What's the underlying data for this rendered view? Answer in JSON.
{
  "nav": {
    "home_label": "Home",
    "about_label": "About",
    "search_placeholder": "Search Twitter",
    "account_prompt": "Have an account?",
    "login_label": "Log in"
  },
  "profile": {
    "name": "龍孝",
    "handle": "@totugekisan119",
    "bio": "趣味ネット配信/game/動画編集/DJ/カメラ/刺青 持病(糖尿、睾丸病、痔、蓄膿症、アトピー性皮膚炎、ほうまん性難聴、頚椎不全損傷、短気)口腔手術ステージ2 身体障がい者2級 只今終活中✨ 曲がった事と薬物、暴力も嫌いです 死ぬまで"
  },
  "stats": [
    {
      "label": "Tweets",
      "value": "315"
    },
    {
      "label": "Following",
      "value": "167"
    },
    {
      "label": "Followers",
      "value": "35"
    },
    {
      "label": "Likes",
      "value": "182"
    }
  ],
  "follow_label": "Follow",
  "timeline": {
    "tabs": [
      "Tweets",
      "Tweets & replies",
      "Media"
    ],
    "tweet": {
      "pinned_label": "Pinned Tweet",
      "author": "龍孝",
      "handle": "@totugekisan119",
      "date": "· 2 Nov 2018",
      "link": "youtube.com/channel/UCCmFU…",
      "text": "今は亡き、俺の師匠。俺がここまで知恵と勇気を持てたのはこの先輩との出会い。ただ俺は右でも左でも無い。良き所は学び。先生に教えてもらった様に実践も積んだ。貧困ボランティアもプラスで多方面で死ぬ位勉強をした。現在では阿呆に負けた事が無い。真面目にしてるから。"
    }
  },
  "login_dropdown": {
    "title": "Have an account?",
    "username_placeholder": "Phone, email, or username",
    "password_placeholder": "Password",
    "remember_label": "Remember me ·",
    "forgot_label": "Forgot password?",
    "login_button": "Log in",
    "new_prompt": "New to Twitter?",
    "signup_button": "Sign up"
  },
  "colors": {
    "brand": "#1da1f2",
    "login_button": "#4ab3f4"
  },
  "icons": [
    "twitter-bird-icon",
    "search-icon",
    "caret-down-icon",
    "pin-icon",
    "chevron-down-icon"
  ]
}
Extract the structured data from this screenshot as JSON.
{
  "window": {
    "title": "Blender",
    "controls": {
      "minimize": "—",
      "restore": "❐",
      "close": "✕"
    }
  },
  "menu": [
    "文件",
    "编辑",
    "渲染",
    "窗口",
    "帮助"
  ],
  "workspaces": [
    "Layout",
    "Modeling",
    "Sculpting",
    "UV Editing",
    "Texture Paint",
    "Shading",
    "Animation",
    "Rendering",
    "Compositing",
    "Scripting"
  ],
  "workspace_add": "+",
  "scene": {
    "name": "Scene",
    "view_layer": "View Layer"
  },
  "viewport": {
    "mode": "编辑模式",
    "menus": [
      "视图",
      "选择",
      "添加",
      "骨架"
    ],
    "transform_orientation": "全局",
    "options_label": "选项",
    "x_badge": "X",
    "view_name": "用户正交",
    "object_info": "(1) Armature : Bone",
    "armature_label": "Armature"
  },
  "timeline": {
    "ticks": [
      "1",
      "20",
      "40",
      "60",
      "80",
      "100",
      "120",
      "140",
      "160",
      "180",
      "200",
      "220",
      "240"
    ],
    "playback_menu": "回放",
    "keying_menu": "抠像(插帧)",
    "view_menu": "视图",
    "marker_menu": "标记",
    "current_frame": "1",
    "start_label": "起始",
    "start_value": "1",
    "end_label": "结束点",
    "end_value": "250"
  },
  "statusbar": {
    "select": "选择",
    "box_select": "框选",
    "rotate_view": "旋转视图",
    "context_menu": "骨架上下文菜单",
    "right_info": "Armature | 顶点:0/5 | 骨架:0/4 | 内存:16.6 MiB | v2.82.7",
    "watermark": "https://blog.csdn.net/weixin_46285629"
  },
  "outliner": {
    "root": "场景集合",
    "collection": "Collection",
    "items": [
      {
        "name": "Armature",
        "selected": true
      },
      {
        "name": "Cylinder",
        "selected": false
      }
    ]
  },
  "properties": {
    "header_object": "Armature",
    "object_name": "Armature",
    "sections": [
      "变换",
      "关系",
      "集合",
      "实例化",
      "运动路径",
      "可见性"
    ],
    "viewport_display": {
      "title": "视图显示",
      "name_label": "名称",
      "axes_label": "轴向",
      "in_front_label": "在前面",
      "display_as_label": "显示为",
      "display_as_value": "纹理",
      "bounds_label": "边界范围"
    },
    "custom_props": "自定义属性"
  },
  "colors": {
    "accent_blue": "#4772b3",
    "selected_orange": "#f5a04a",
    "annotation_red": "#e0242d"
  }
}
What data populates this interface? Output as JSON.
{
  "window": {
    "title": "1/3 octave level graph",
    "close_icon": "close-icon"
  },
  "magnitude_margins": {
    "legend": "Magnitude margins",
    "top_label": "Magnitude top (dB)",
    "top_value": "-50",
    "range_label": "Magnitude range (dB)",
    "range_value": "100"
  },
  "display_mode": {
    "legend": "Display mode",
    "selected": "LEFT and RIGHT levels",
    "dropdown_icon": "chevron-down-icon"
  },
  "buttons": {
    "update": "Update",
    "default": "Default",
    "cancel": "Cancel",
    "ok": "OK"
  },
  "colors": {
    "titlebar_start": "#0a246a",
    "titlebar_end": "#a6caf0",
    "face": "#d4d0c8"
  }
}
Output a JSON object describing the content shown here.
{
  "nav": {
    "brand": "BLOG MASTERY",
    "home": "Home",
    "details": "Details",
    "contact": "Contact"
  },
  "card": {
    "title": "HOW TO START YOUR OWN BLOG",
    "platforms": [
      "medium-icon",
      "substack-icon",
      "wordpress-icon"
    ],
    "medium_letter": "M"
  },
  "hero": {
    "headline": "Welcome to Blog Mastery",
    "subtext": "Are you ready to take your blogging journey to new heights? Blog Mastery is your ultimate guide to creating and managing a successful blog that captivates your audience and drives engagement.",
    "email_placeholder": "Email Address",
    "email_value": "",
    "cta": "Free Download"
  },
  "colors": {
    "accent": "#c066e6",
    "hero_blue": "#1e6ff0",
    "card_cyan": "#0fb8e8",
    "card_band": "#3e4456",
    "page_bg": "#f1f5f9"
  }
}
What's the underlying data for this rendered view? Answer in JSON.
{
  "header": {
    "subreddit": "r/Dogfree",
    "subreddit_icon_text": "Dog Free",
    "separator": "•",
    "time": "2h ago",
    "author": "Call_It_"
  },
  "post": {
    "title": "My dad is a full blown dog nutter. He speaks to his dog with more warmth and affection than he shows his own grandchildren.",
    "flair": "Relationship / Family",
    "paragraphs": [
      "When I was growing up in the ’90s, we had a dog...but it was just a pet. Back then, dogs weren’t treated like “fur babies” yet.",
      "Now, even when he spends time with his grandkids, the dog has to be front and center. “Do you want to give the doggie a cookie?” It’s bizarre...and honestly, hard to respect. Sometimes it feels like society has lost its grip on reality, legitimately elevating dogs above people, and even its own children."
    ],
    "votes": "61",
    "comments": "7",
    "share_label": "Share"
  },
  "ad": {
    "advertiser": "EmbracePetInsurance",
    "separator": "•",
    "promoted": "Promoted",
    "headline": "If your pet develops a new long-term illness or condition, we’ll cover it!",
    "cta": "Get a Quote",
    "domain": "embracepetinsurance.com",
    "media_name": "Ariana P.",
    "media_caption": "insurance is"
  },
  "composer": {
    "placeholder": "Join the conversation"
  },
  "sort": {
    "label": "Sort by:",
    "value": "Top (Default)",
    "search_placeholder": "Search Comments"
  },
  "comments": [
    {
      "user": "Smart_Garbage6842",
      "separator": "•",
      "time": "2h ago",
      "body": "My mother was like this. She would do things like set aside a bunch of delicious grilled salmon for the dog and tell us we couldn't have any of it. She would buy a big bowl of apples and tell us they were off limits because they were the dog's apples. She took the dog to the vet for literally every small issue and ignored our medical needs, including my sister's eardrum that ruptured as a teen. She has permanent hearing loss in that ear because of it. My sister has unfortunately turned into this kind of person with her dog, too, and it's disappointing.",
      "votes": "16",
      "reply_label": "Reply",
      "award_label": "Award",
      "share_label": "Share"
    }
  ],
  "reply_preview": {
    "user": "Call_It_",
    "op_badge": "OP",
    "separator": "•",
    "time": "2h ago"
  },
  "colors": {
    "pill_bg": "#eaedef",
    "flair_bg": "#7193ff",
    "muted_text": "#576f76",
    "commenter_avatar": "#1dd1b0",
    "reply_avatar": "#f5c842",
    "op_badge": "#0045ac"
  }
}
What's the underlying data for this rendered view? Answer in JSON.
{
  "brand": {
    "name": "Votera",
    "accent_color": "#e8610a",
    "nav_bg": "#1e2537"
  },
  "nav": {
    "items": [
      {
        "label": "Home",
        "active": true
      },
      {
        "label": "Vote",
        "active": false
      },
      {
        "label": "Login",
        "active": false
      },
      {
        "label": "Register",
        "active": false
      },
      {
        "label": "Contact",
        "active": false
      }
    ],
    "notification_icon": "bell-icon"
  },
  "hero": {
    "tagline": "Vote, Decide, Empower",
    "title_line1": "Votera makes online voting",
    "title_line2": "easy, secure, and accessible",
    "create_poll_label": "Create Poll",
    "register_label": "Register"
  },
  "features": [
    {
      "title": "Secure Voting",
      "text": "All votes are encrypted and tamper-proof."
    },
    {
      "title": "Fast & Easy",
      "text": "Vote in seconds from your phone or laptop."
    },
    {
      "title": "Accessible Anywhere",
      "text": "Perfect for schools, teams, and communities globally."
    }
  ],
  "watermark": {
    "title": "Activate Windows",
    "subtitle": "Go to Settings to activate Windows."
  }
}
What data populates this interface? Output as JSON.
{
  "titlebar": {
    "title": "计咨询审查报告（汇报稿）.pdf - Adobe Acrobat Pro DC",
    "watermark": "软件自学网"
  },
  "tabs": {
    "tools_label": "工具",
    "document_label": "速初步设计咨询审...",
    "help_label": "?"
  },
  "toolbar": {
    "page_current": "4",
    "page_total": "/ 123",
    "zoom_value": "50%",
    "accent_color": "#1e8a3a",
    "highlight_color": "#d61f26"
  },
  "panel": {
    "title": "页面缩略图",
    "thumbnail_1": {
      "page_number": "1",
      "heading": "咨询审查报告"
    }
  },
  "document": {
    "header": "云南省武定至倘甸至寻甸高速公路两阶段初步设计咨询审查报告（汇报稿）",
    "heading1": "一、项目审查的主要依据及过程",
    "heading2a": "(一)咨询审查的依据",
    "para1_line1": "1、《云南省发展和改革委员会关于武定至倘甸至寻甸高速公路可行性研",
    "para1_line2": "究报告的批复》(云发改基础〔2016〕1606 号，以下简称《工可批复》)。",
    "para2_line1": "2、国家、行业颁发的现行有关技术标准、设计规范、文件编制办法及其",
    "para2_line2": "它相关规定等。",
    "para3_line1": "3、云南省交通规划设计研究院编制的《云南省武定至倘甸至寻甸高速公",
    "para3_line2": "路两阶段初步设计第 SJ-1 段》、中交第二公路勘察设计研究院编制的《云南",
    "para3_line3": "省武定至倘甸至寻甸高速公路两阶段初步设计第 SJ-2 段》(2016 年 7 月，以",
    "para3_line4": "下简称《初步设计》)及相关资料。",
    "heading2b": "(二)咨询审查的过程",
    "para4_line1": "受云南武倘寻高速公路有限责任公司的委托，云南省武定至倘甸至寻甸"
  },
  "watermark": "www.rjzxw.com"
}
.....
Prompt ▸
Search the entries for the word "Share" and gather every line where it appears.

Final answer ▸
    "share_label": "Share"
      "share_label": "Share"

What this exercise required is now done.